However, the party’s Presidential Campaign Council has dismissed the claims, stating that Obi has no intention of leaving the country.

In a statement released on Thursday by the Chief Spokesperson, Obi-Datti Campaign Council, Dr. Tanko Yunusa, the council said that the pressure being mounted on the former Anambra State governor from some quarters was the work of mischief-makers who were bent on derailing Obi from pursuing justice through the court.

Obi had previously stated on Wednesday that he was being pressured to leave the country due to attacks against his person from different quarters.

The statement was released via his Twitter handle, where he also added that the leaked audio conversation between himself and the Founder of Living Faith Church Worldwide, Bishop David Oyedepo, was doctored and fake.

The PCC maintains that Obi has no intention of leaving Nigeria despite the pressure on him and his family.

The statement read, “Mr. Obi has been repeatedly and categorically told that he has a choice to leave Nigeria or face the prospect of being arrested on false charges of inciting insurrection in the country. It is difficult to fathom and regrettably unfortunate that state institutions have become part of a well-calculated, deliberate, and orchestrated campaign of calumny by the APC to discredit and delegitimize Mr. Peter Obi.”

--------------------------------

▶ [EXERCISES]
[1] Retype the passage about Obi's campaign council word for word, starting with "Obi had previously" and going on through "and his family.".
[2] In the listing, echo the lines starting with the line with "chevron-down-icon [205, 113, 225, 135]" and going on through the line with "448, 684, 467]", unchanged.
The news passage and the listing that follows it are unrelated and come from separate sources.

--------------------------------

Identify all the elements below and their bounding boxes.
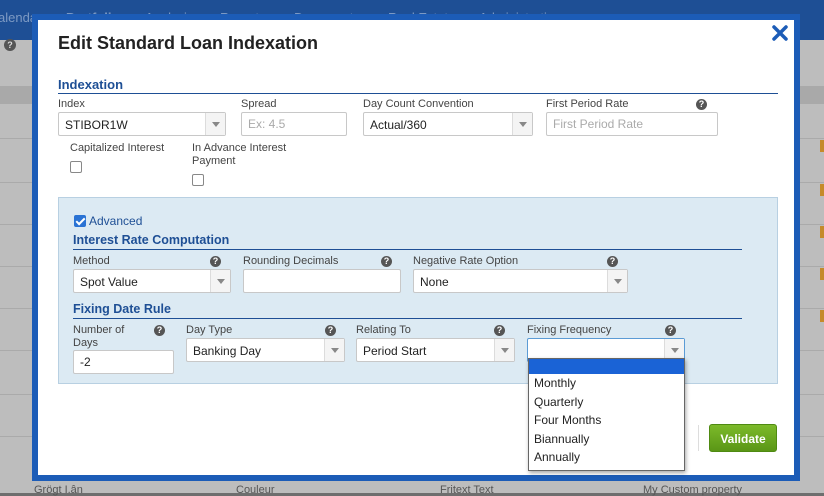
chevron-down-icon [205, 113, 225, 135]
indexation-section-title: Indexation [58, 77, 124, 92]
number-of-days-label-line2: Days [73, 337, 99, 349]
negative-rate-value: None [420, 275, 449, 289]
rounding-decimals-input[interactable] [243, 269, 401, 293]
in-advance-checkbox[interactable] [192, 174, 204, 186]
section-divider [73, 249, 742, 250]
chevron-down-icon [324, 339, 344, 361]
background-footer-text: Couleur [236, 484, 275, 496]
dropdown-option-four-months[interactable]: Four Months [529, 411, 684, 430]
rounding-decimals-label: Rounding Decimals [243, 255, 339, 267]
help-icon[interactable]: ? [607, 256, 618, 267]
status-accent [820, 268, 824, 280]
capitalized-interest-label: Capitalized Interest [70, 142, 165, 154]
dropdown-option-monthly[interactable]: Monthly [529, 374, 684, 393]
number-of-days-label-line1: Number of [73, 324, 125, 336]
dropdown-option-annually[interactable]: Annually [529, 448, 684, 467]
help-icon[interactable]: ? [210, 256, 221, 267]
status-accent [820, 226, 824, 238]
background-footer-text: My Custom property [643, 484, 743, 496]
negative-rate-select[interactable]: None [413, 269, 628, 293]
day-type-value: Banking Day [193, 344, 262, 358]
section-divider [73, 318, 742, 319]
help-icon[interactable]: ? [4, 39, 16, 51]
relating-to-select[interactable]: Period Start [356, 338, 515, 362]
day-type-select[interactable]: Banking Day [186, 338, 345, 362]
method-select[interactable]: Spot Value [73, 269, 231, 293]
help-icon[interactable]: ? [154, 325, 165, 336]
help-icon[interactable]: ? [381, 256, 392, 267]
close-x-icon[interactable] [770, 23, 790, 43]
number-of-days-input[interactable] [73, 350, 174, 374]
first-period-rate-input[interactable] [546, 112, 718, 136]
section-divider [58, 93, 778, 94]
dropdown-option-quarterly[interactable]: Quarterly [529, 393, 684, 412]
relating-to-value: Period Start [363, 344, 427, 358]
chevron-down-icon [494, 339, 514, 361]
background-footer-text: Grögt I.ân [34, 484, 83, 496]
day-count-label: Day Count Convention [363, 98, 474, 110]
help-icon[interactable]: ? [494, 325, 505, 336]
chevron-down-icon [607, 270, 627, 292]
advanced-label[interactable]: Advanced [89, 215, 142, 228]
first-period-rate-label: First Period Rate [546, 98, 629, 110]
dialog-title: Edit Standard Loan Indexation [58, 33, 319, 53]
fixing-frequency-label: Fixing Frequency [527, 324, 612, 336]
advanced-checkbox[interactable] [74, 215, 86, 227]
validate-button[interactable]: Validate [709, 424, 777, 452]
chevron-down-icon [512, 113, 532, 135]
help-icon[interactable]: ? [665, 325, 676, 336]
edit-loan-indexation-dialog: Edit Standard Loan Indexation Indexation… [32, 14, 800, 481]
dropdown-option-biannually[interactable]: Biannually [529, 430, 684, 449]
interest-rate-section-title: Interest Rate Computation [73, 233, 230, 247]
status-accent [820, 140, 824, 152]
index-label: Index [58, 98, 85, 110]
chevron-down-icon [210, 270, 230, 292]
spread-label: Spread [241, 98, 277, 110]
dropdown-option-blank[interactable] [529, 359, 684, 374]
fixing-frequency-dropdown: Monthly Quarterly Four Months Biannually… [528, 358, 685, 471]
capitalized-interest-checkbox[interactable] [70, 161, 82, 173]
day-count-select[interactable]: Actual/360 [363, 112, 533, 136]
index-select[interactable]: STIBOR1W [58, 112, 226, 136]
status-accent [820, 184, 824, 196]
index-value: STIBOR1W [65, 118, 128, 132]
status-accent [820, 310, 824, 322]
footer-divider [698, 425, 699, 451]
help-icon[interactable]: ? [696, 99, 707, 110]
method-label: Method [73, 255, 110, 267]
in-advance-label-line2: Payment [192, 155, 236, 167]
day-type-label: Day Type [186, 324, 233, 336]
in-advance-label-line1: In Advance Interest [192, 142, 287, 154]
spread-input[interactable] [241, 112, 347, 136]
day-count-value: Actual/360 [370, 118, 427, 132]
method-value: Spot Value [80, 275, 138, 289]
background-footer-text: Fritext Text [440, 484, 494, 496]
help-icon[interactable]: ? [325, 325, 336, 336]
relating-to-label: Relating To [356, 324, 411, 336]
fixing-date-section-title: Fixing Date Rule [73, 302, 171, 316]
negative-rate-label: Negative Rate Option [413, 255, 519, 267]
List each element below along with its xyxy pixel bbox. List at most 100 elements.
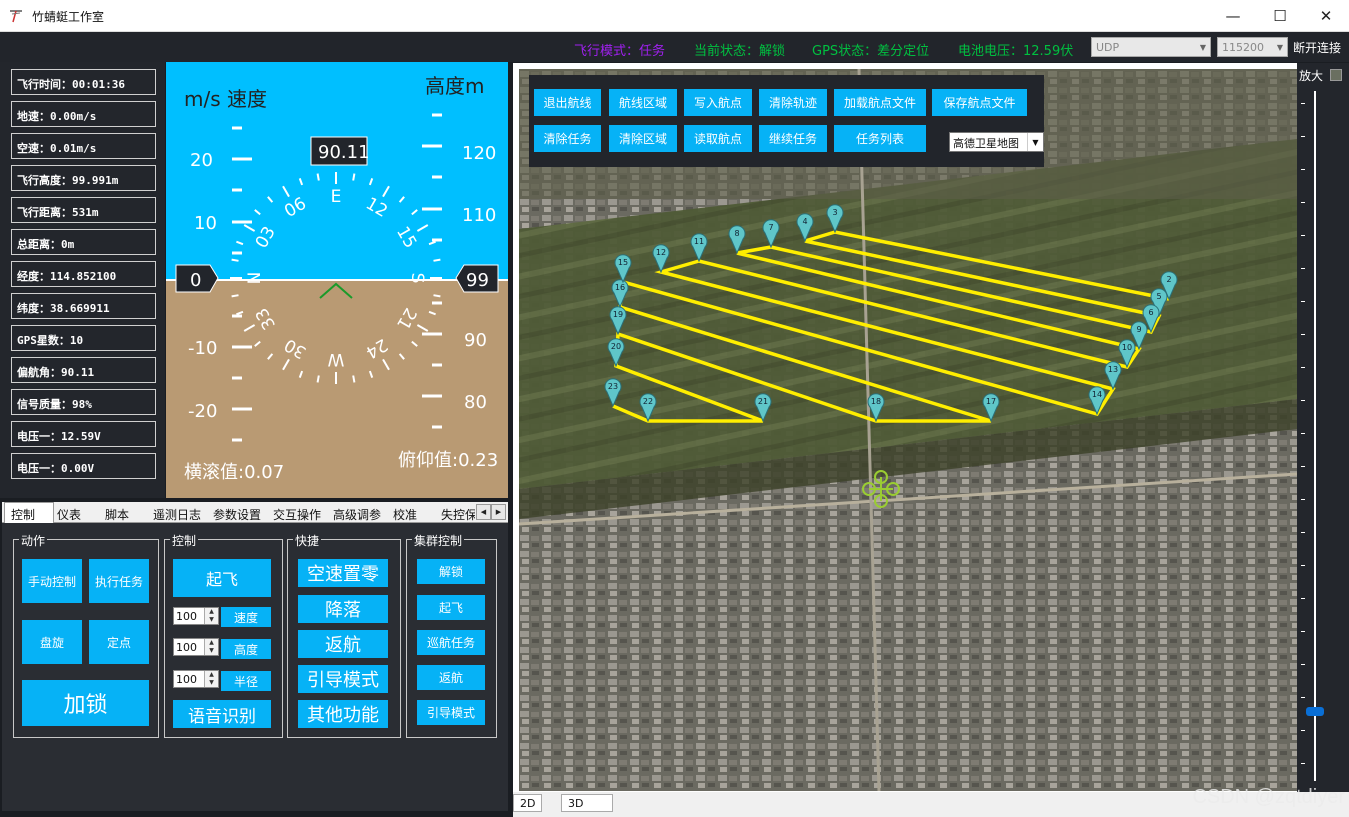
telemetry-field: 总距离：0m: [11, 229, 156, 255]
swarm-group-label: 集群控制: [412, 532, 465, 549]
zoom-slider-tick: [1301, 763, 1305, 764]
stepper-arrows-icon[interactable]: ▲ ▼: [204, 608, 218, 624]
hud-svg: E 1215S2124W3033N0306 m/s 速度 高度m 20 10 -1…: [166, 62, 508, 498]
waypoint-number: 20: [611, 342, 621, 351]
continue-mission-button[interactable]: 继续任务: [759, 125, 827, 152]
tab-2d[interactable]: 2D: [513, 794, 543, 812]
zoom-slider-tick: [1301, 367, 1305, 368]
write-waypoints-button[interactable]: 写入航点: [684, 89, 752, 116]
return-home-button[interactable]: 返航: [298, 630, 388, 658]
set-altitude-button[interactable]: 高度: [221, 639, 271, 659]
other-functions-button[interactable]: 其他功能: [298, 700, 388, 728]
zoom-slider-track[interactable]: [1314, 91, 1316, 781]
telemetry-field: 纬度：38.669911: [11, 293, 156, 319]
quick-group: 快捷 空速置零 降落 返航 引导模式 其他功能: [287, 532, 401, 738]
set-radius-button[interactable]: 半径: [221, 671, 271, 691]
swarm-unlock-button[interactable]: 解锁: [417, 559, 485, 584]
zoom-slider-tick: [1301, 631, 1305, 632]
baud-select[interactable]: 115200 ▼: [1217, 37, 1288, 57]
zoom-slider-tick: [1301, 169, 1305, 170]
stepper-arrows-icon[interactable]: ▲ ▼: [204, 639, 218, 655]
waypoint-number: 21: [758, 397, 768, 406]
clear-mission-button[interactable]: 清除任务: [534, 125, 601, 152]
zoom-slider-tick: [1301, 136, 1305, 137]
tab-telemetry-log[interactable]: 遥测日志: [153, 504, 201, 523]
tab-script[interactable]: 脚本: [105, 504, 129, 523]
waypoint-number: 9: [1136, 325, 1141, 334]
zoom-in-label[interactable]: 放大: [1299, 67, 1323, 84]
swarm-cruise-mission-button[interactable]: 巡航任务: [417, 630, 485, 655]
swarm-guided-mode-button[interactable]: 引导模式: [417, 700, 485, 725]
save-waypoint-file-button[interactable]: 保存航点文件: [932, 89, 1027, 116]
land-button[interactable]: 降落: [298, 595, 388, 623]
load-waypoint-file-button[interactable]: 加载航点文件: [834, 89, 926, 116]
minimize-button[interactable]: —: [1210, 0, 1256, 32]
control-group-label: 控制: [170, 532, 199, 549]
clear-track-button[interactable]: 清除轨迹: [759, 89, 827, 116]
waypoint-number: 10: [1122, 343, 1132, 352]
chevron-right-icon[interactable]: ▶: [491, 504, 506, 520]
zoom-slider-tick: [1301, 565, 1305, 566]
voice-recognition-button[interactable]: 语音识别: [173, 700, 271, 728]
position-hold-button[interactable]: 定点: [89, 620, 149, 664]
compass-tick: [352, 375, 356, 383]
waypoint-number: 12: [656, 248, 666, 257]
telemetry-field: 电压一：12.59V: [11, 421, 156, 447]
tab-instruments[interactable]: 仪表: [57, 504, 81, 523]
swarm-return-button[interactable]: 返航: [417, 665, 485, 690]
tab-parameters[interactable]: 参数设置: [213, 504, 261, 523]
tab-failsafe[interactable]: 失控保: [441, 504, 475, 523]
current-state-status: 当前状态：解锁: [694, 44, 786, 59]
tab-calibration[interactable]: 校准: [393, 504, 417, 523]
read-waypoints-button[interactable]: 读取航点: [684, 125, 752, 152]
zoom-slider-tick: [1301, 532, 1305, 533]
tab-advanced-tuning[interactable]: 高级调参: [333, 504, 381, 523]
zoom-slider-tick: [1301, 334, 1305, 335]
attitude-hud: E 12 15 S 21 24 W 30 33 N 03 06 m/s 速度 高度m 20 10 -1…: [166, 62, 508, 498]
route-area-button[interactable]: 航线区域: [609, 89, 677, 116]
takeoff-button[interactable]: 起飞: [173, 559, 271, 597]
quick-group-label: 快捷: [293, 532, 322, 549]
zero-airspeed-button[interactable]: 空速置零: [298, 559, 388, 587]
map-canvas[interactable]: 2569 10 13 14 17 18 21 22 23 20 19 16 15 12 11 8 7 4 3: [519, 69, 1297, 791]
zoom-slider-tick: [1301, 235, 1305, 236]
map-type-select[interactable]: 高德卫星地图 ▼: [949, 132, 1044, 152]
zoom-slider-tick: [1301, 730, 1305, 731]
guided-mode-button[interactable]: 引导模式: [298, 665, 388, 693]
execute-mission-button[interactable]: 执行任务: [89, 559, 149, 603]
satellite-map[interactable]: 2 5 6 9 10 13 14 17 18 21 22 23 20 19 16 15 12 11 8 7 4 3 退出航…: [519, 69, 1297, 791]
loiter-button[interactable]: 盘旋: [22, 620, 82, 664]
altitude-tick-label: 110: [462, 205, 496, 226]
waypoint-number: 11: [694, 237, 704, 246]
zoom-slider-tick: [1301, 499, 1305, 500]
manual-control-button[interactable]: 手动控制: [22, 559, 82, 603]
tab-scroll: ◀ ▶: [476, 504, 506, 520]
tab-control[interactable]: 控制: [4, 502, 54, 524]
dragonfly-logo-icon: [10, 10, 22, 23]
altitude-stepper[interactable]: 100 ▲ ▼: [173, 638, 219, 656]
waypoint-number: 4: [802, 217, 807, 226]
speed-stepper[interactable]: 100 ▲ ▼: [173, 607, 219, 625]
telemetry-field: 偏航角：90.11: [11, 357, 156, 383]
zoom-slider-thumb[interactable]: [1306, 707, 1324, 716]
pitch-value: 俯仰值:0.23: [398, 450, 498, 471]
maximize-button[interactable]: ☐: [1257, 0, 1303, 32]
disconnect-button[interactable]: 断开连接: [1293, 39, 1341, 56]
swarm-takeoff-button[interactable]: 起飞: [417, 595, 485, 620]
stepper-arrows-icon[interactable]: ▲ ▼: [204, 671, 218, 687]
set-speed-button[interactable]: 速度: [221, 607, 271, 627]
clear-area-button[interactable]: 清除区域: [609, 125, 677, 152]
waypoint-number: 8: [734, 229, 739, 238]
close-button[interactable]: ✕: [1303, 0, 1349, 32]
protocol-select[interactable]: UDP ▼: [1091, 37, 1211, 57]
tab-3d[interactable]: 3D: [561, 794, 613, 812]
tab-interaction[interactable]: 交互操作: [273, 504, 321, 523]
waypoint-number: 15: [618, 258, 628, 267]
zoom-slider-tick: [1301, 433, 1305, 434]
lock-button[interactable]: 加锁: [22, 680, 149, 726]
radius-stepper[interactable]: 100 ▲ ▼: [173, 670, 219, 688]
exit-route-button[interactable]: 退出航线: [534, 89, 601, 116]
mission-list-button[interactable]: 任务列表: [834, 125, 926, 152]
telemetry-field: 空速：0.01m/s: [11, 133, 156, 159]
chevron-left-icon[interactable]: ◀: [476, 504, 491, 520]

--------------------------------

▶ [SOLUTIONS BY TASK]
[1]
Obi had previously stated on Wednesday that he was being pressured to leave the country due to attacks against his person from different quarters.

The statement was released via his Twitter handle, where he also added that the leaked audio conversation between himself and the Founder of Living Faith Church Worldwide, Bishop David Oyedepo, was doctored and fake.

The PCC maintains that Obi has no intention of leaving Nigeria despite the pressure on him and his family.

[2]
chevron-down-icon [205, 113, 225, 135]
indexation-section-title: Indexation [58, 77, 124, 92]
number-of-days-label-line2: Days [73, 337, 99, 349]
negative-rate-value: None [420, 275, 449, 289]
rounding-decimals-input[interactable] [243, 269, 401, 293]
in-advance-checkbox[interactable] [192, 174, 204, 186]
section-divider [73, 249, 742, 250]
chevron-down-icon [324, 339, 344, 361]
background-footer-text: Couleur [236, 484, 275, 496]
dropdown-option-four-months[interactable]: Four Months [529, 411, 684, 430]
rounding-decimals-label: Rounding Decimals [243, 255, 339, 267]
help-icon[interactable]: ? [607, 256, 618, 267]
status-accent [820, 268, 824, 280]
capitalized-interest-label: Capitalized Interest [70, 142, 165, 154]
dropdown-option-monthly[interactable]: Monthly [529, 374, 684, 393]
number-of-days-label-line1: Number of [73, 324, 125, 336]
dropdown-option-annually[interactable]: Annually [529, 448, 684, 467]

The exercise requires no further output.